** Start of Material to process **

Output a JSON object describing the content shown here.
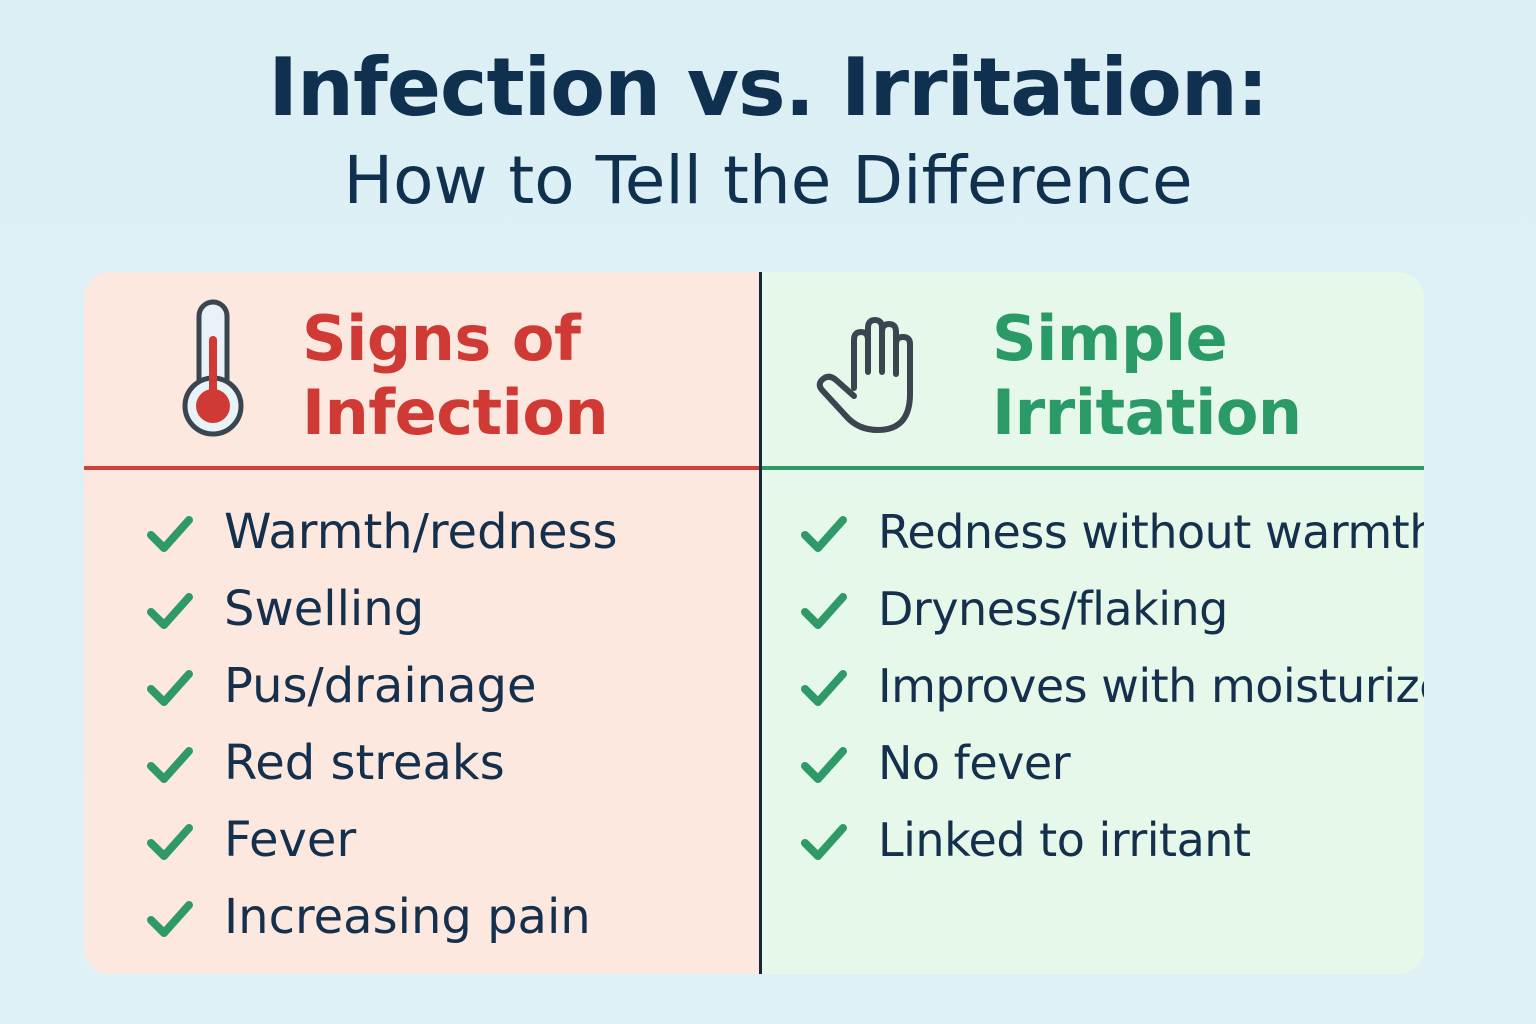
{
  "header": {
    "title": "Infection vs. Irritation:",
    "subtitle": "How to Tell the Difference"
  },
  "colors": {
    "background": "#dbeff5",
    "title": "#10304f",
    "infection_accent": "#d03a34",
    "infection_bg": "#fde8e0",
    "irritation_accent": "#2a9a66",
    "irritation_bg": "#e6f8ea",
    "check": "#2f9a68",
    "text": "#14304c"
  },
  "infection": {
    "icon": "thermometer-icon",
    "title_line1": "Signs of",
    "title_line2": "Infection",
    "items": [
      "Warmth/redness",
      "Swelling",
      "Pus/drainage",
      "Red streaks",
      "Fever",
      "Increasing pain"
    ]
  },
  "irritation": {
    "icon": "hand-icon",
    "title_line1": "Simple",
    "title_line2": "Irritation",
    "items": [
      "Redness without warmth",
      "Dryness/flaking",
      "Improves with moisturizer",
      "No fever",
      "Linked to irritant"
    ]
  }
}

** End of Material to process **

Except for the pictures, reproduce every line exactly.

* [Solution to this problem]:
Output a JSON object describing the content shown here.
{
  "header": {
    "title": "Infection vs. Irritation:",
    "subtitle": "How to Tell the Difference"
  },
  "colors": {
    "background": "#dbeff5",
    "title": "#10304f",
    "infection_accent": "#d03a34",
    "infection_bg": "#fde8e0",
    "irritation_accent": "#2a9a66",
    "irritation_bg": "#e6f8ea",
    "check": "#2f9a68",
    "text": "#14304c"
  },
  "infection": {
    "icon": "thermometer-icon",
    "title_line1": "Signs of",
    "title_line2": "Infection",
    "items": [
      "Warmth/redness",
      "Swelling",
      "Pus/drainage",
      "Red streaks",
      "Fever",
      "Increasing pain"
    ]
  },
  "irritation": {
    "icon": "hand-icon",
    "title_line1": "Simple",
    "title_line2": "Irritation",
    "items": [
      "Redness without warmth",
      "Dryness/flaking",
      "Improves with moisturizer",
      "No fever",
      "Linked to irritant"
    ]
  }
}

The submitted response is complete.